**WORK INSTRUCTIONS**
Make an exact copy of the entries below.

..............................

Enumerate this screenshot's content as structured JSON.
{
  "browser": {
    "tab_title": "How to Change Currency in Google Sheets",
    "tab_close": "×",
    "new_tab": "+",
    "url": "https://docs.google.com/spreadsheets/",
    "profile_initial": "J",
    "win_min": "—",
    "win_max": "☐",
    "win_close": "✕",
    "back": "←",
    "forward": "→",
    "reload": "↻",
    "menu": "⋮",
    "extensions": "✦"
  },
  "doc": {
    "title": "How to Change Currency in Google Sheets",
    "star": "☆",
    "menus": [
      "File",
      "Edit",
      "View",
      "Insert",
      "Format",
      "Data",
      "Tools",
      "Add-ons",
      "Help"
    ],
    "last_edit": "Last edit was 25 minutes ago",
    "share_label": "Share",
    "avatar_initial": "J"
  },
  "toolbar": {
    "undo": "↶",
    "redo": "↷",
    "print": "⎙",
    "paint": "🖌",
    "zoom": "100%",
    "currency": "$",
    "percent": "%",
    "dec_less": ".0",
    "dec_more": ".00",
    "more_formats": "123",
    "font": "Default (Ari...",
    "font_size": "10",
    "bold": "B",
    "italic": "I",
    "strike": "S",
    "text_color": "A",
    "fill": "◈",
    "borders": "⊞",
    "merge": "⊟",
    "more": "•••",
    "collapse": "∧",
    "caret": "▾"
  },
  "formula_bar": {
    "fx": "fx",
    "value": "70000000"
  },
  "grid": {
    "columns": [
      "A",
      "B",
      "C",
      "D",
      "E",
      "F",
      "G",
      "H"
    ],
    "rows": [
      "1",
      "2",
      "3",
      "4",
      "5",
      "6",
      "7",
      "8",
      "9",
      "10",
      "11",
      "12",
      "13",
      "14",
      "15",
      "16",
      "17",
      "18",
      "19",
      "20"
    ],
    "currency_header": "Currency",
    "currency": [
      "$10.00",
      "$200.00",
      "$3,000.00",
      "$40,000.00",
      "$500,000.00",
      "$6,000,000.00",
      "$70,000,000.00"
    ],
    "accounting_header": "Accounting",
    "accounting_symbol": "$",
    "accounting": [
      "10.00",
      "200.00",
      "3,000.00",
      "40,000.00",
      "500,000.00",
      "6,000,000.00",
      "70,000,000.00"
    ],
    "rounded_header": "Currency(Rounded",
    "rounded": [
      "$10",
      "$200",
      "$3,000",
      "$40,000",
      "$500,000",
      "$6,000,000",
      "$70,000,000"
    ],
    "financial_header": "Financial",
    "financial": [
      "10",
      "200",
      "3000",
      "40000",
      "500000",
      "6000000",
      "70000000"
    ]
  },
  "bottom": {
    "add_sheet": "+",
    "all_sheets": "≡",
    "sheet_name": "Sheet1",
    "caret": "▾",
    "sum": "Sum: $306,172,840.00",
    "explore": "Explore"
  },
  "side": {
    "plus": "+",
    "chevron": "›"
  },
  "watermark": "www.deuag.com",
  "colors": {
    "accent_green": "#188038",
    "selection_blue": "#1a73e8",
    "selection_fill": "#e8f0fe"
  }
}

..............................

**FINAL RESULT**
Enumerate this screenshot's content as structured JSON.
{
  "browser": {
    "tab_title": "How to Change Currency in Google Sheets",
    "tab_close": "×",
    "new_tab": "+",
    "url": "https://docs.google.com/spreadsheets/",
    "profile_initial": "J",
    "win_min": "—",
    "win_max": "☐",
    "win_close": "✕",
    "back": "←",
    "forward": "→",
    "reload": "↻",
    "menu": "⋮",
    "extensions": "✦"
  },
  "doc": {
    "title": "How to Change Currency in Google Sheets",
    "star": "☆",
    "menus": [
      "File",
      "Edit",
      "View",
      "Insert",
      "Format",
      "Data",
      "Tools",
      "Add-ons",
      "Help"
    ],
    "last_edit": "Last edit was 25 minutes ago",
    "share_label": "Share",
    "avatar_initial": "J"
  },
  "toolbar": {
    "undo": "↶",
    "redo": "↷",
    "print": "⎙",
    "paint": "🖌",
    "zoom": "100%",
    "currency": "$",
    "percent": "%",
    "dec_less": ".0",
    "dec_more": ".00",
    "more_formats": "123",
    "font": "Default (Ari...",
    "font_size": "10",
    "bold": "B",
    "italic": "I",
    "strike": "S",
    "text_color": "A",
    "fill": "◈",
    "borders": "⊞",
    "merge": "⊟",
    "more": "•••",
    "collapse": "∧",
    "caret": "▾"
  },
  "formula_bar": {
    "fx": "fx",
    "value": "70000000"
  },
  "grid": {
    "columns": [
      "A",
      "B",
      "C",
      "D",
      "E",
      "F",
      "G",
      "H"
    ],
    "rows": [
      "1",
      "2",
      "3",
      "4",
      "5",
      "6",
      "7",
      "8",
      "9",
      "10",
      "11",
      "12",
      "13",
      "14",
      "15",
      "16",
      "17",
      "18",
      "19",
      "20"
    ],
    "currency_header": "Currency",
    "currency": [
      "$10.00",
      "$200.00",
      "$3,000.00",
      "$40,000.00",
      "$500,000.00",
      "$6,000,000.00",
      "$70,000,000.00"
    ],
    "accounting_header": "Accounting",
    "accounting_symbol": "$",
    "accounting": [
      "10.00",
      "200.00",
      "3,000.00",
      "40,000.00",
      "500,000.00",
      "6,000,000.00",
      "70,000,000.00"
    ],
    "rounded_header": "Currency(Rounded",
    "rounded": [
      "$10",
      "$200",
      "$3,000",
      "$40,000",
      "$500,000",
      "$6,000,000",
      "$70,000,000"
    ],
    "financial_header": "Financial",
    "financial": [
      "10",
      "200",
      "3000",
      "40000",
      "500000",
      "6000000",
      "70000000"
    ]
  },
  "bottom": {
    "add_sheet": "+",
    "all_sheets": "≡",
    "sheet_name": "Sheet1",
    "caret": "▾",
    "sum": "Sum: $306,172,840.00",
    "explore": "Explore"
  },
  "side": {
    "plus": "+",
    "chevron": "›"
  },
  "watermark": "www.deuag.com",
  "colors": {
    "accent_green": "#188038",
    "selection_blue": "#1a73e8",
    "selection_fill": "#e8f0fe"
  }
}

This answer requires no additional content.